Instructions to follow: Will you output all of the data below exactly, omitting the images?

═══ Dataset extract

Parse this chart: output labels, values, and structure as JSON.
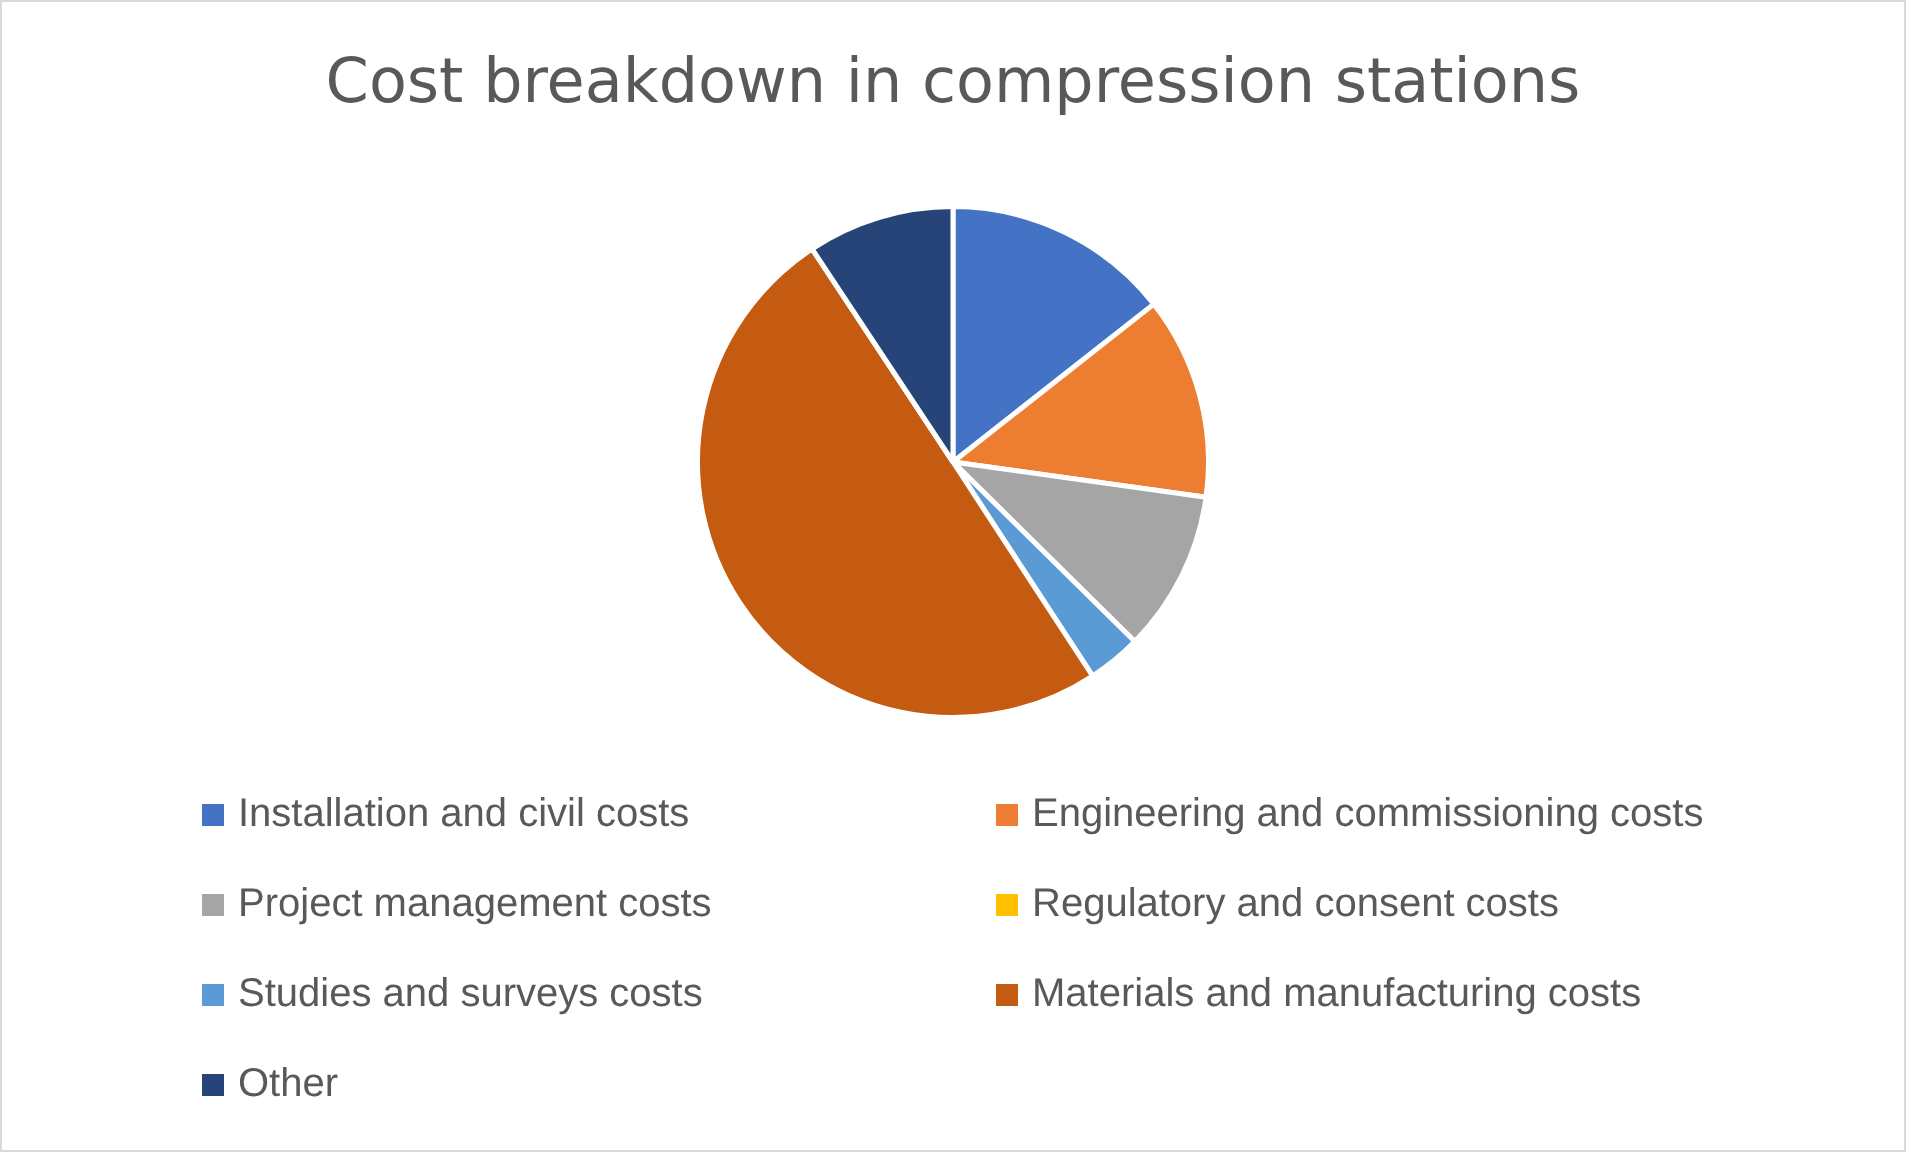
{
  "chart_data": {
    "type": "pie",
    "title": "Cost breakdown in compression stations",
    "categories": [
      "Installation and civil costs",
      "Engineering and commissioning costs",
      "Project management costs",
      "Regulatory and consent costs",
      "Studies and surveys costs",
      "Materials and manufacturing costs",
      "Other"
    ],
    "values": [
      14.4,
      12.8,
      10.2,
      0,
      3.4,
      49.9,
      9.3
    ],
    "colors": [
      "#4472c4",
      "#ed7d31",
      "#a5a5a5",
      "#ffc000",
      "#5b9bd5",
      "#c55a11",
      "#264478"
    ],
    "legend": "bottom"
  }
}
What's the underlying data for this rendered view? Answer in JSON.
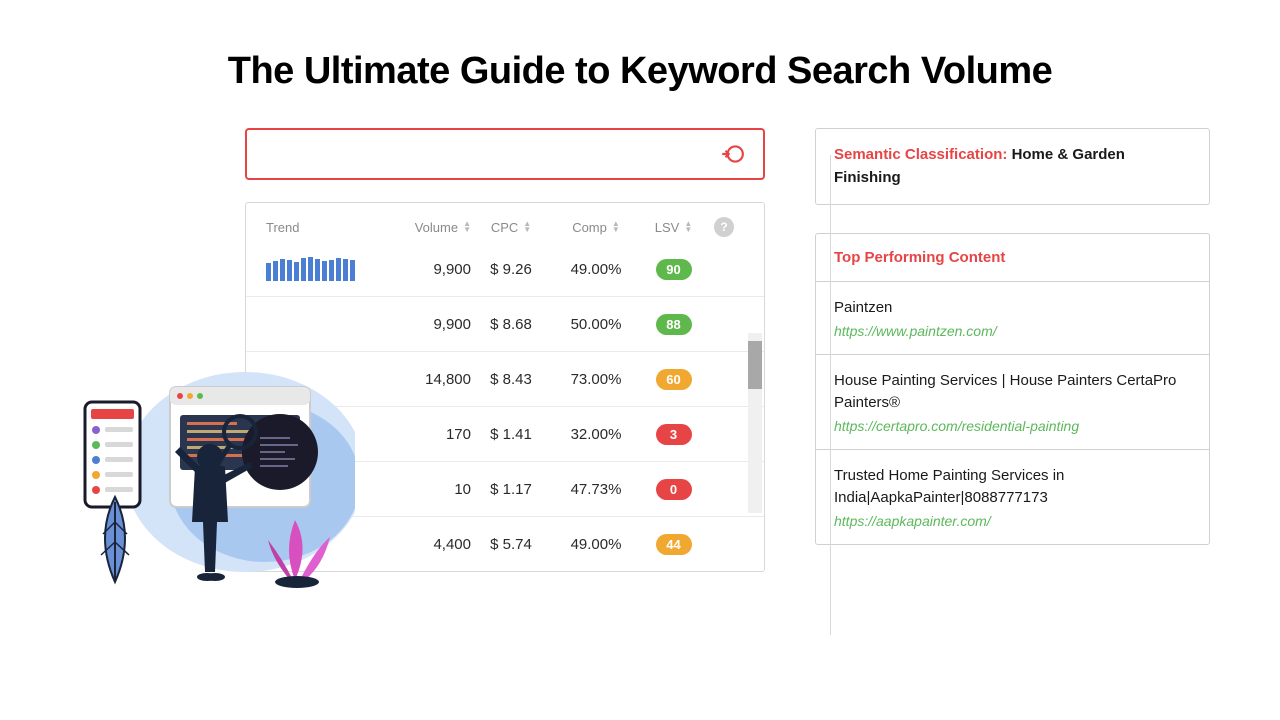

══════

Exercise solution:
Parse this chart: output labels, values, and structure as JSON.
{
  "chart_data": {
    "type": "pie",
    "title": "Cost breakdown in compression stations",
    "categories": [
      "Installation and civil costs",
      "Engineering and commissioning costs",
      "Project management costs",
      "Regulatory and consent costs",
      "Studies and surveys costs",
      "Materials and manufacturing costs",
      "Other"
    ],
    "values": [
      14.4,
      12.8,
      10.2,
      0,
      3.4,
      49.9,
      9.3
    ],
    "colors": [
      "#4472c4",
      "#ed7d31",
      "#a5a5a5",
      "#ffc000",
      "#5b9bd5",
      "#c55a11",
      "#264478"
    ],
    "legend": "bottom"
  }
}
What's the underlying data for this rendered view? Answer in JSON.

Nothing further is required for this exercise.